● **GIVEN PROBLEM**
Restate the listing that follows word for word, without its pictures.

** Start of PROVIDED DATA **

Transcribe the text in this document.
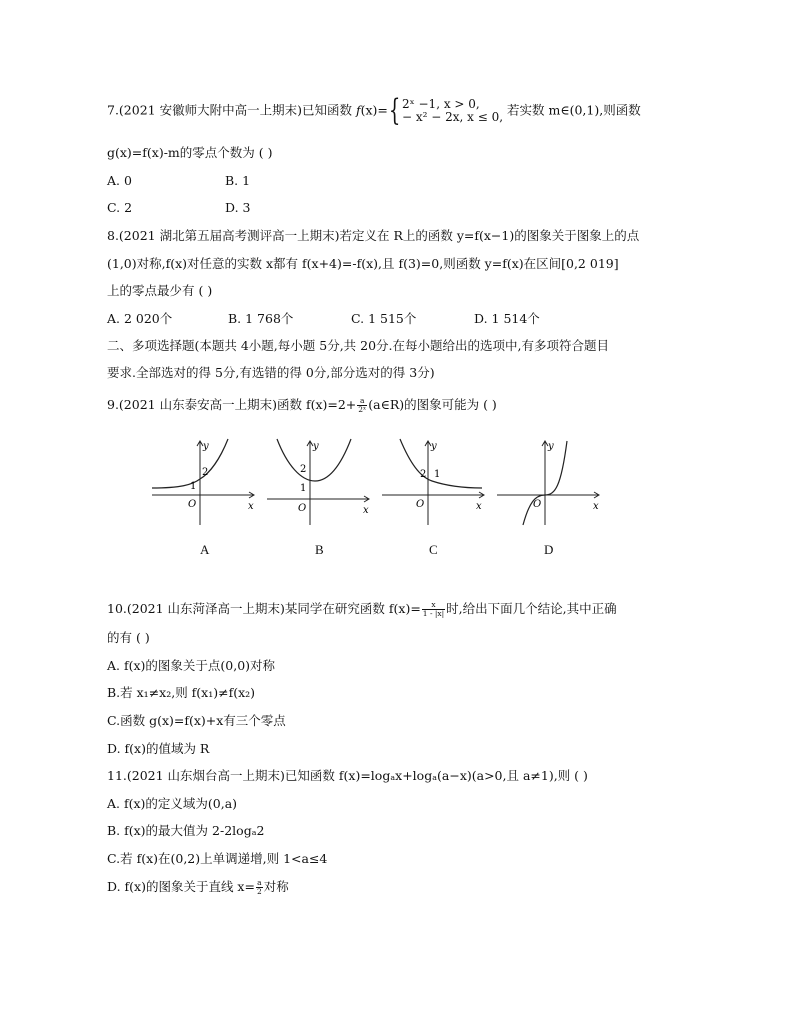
7.(2021 安徽师大附中高一上期末)已知函数 f(x)={ 2ˣ −1, x > 0,
− x² − 2x, x ≤ 0, 若实数 m∈(0,1),则函数
g(x)=f(x)-m的零点个数为 ( )
A. 0	B. 1
C. 2	D. 3
8.(2021 湖北第五届高考测评高一上期末)若定义在 R上的函数 y=f(x−1)的图象关于图象上的点
(1,0)对称,f(x)对任意的实数 x都有 f(x+4)=-f(x),且 f(3)=0,则函数 y=f(x)在区间[0,2 019]
上的零点最少有 ( )
A. 2 020个	B. 1 768个	C. 1 515个	D. 1 514个
二、多项选择题(本题共 4小题,每小题 5分,共 20分.在每小题给出的选项中,有多项符合题目
要求.全部选对的得 5分,有选错的得 0分,部分选对的得 3分)
9.(2021 山东泰安高一上期末)函数 $f(x)=2+ \frac{a}{\text{2ˣ}}$ (a∈R)的图象可能为 ( )
y
x
O
1
2
y
x
O
1
2
y
x
O
2 1
y
x
O
A	B	C	D
10.(2021 山东菏泽高一上期末)某同学在研究函数 $f(x)= \frac{x}{1 - |x|}$ 时,给出下面几个结论,其中正确
的有 ( )
A. f(x)的图象关于点(0,0)对称
B.若 x₁≠x₂,则 f(x₁)≠f(x₂)
C.函数 g(x)=f(x)+x有三个零点
D. f(x)的值域为 R
11.(2021 山东烟台高一上期末)已知函数 f(x)=logₐx+logₐ(a−x)(a>0,且 a≠1),则 ( )
A. f(x)的定义域为(0,a)
B. f(x)的最大值为 2-2logₐ2
C.若 f(x)在(0,2)上单调递增,则 1<a≤4
D. f(x)的图象关于直线 $x= \frac{a}{2}$ 对称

** End of PROVIDED DATA **

● **SOLUTION TO THIS TASK**
Transcribe the text in this document.
7.(2021 安徽师大附中高一上期末)已知函数 f(x)={ 2ˣ −1, x > 0,
− x² − 2x, x ≤ 0, 若实数 m∈(0,1),则函数
g(x)=f(x)-m的零点个数为 ( )
A. 0	B. 1
C. 2	D. 3
8.(2021 湖北第五届高考测评高一上期末)若定义在 R上的函数 y=f(x−1)的图象关于图象上的点
(1,0)对称,f(x)对任意的实数 x都有 f(x+4)=-f(x),且 f(3)=0,则函数 y=f(x)在区间[0,2 019]
上的零点最少有 ( )
A. 2 020个	B. 1 768个	C. 1 515个	D. 1 514个
二、多项选择题(本题共 4小题,每小题 5分,共 20分.在每小题给出的选项中,有多项符合题目
要求.全部选对的得 5分,有选错的得 0分,部分选对的得 3分)
9.(2021 山东泰安高一上期末)函数 $f(x)=2+ \frac{a}{\text{2ˣ}}$ (a∈R)的图象可能为 ( )
y
x
O
1
2
y
x
O
1
2
y
x
O
2 1
y
x
O
A	B	C	D
10.(2021 山东菏泽高一上期末)某同学在研究函数 $f(x)= \frac{x}{1 - |x|}$ 时,给出下面几个结论,其中正确
的有 ( )
A. f(x)的图象关于点(0,0)对称
B.若 x₁≠x₂,则 f(x₁)≠f(x₂)
C.函数 g(x)=f(x)+x有三个零点
D. f(x)的值域为 R
11.(2021 山东烟台高一上期末)已知函数 f(x)=logₐx+logₐ(a−x)(a>0,且 a≠1),则 ( )
A. f(x)的定义域为(0,a)
B. f(x)的最大值为 2-2logₐ2
C.若 f(x)在(0,2)上单调递增,则 1<a≤4
D. f(x)的图象关于直线 $x= \frac{a}{2}$ 对称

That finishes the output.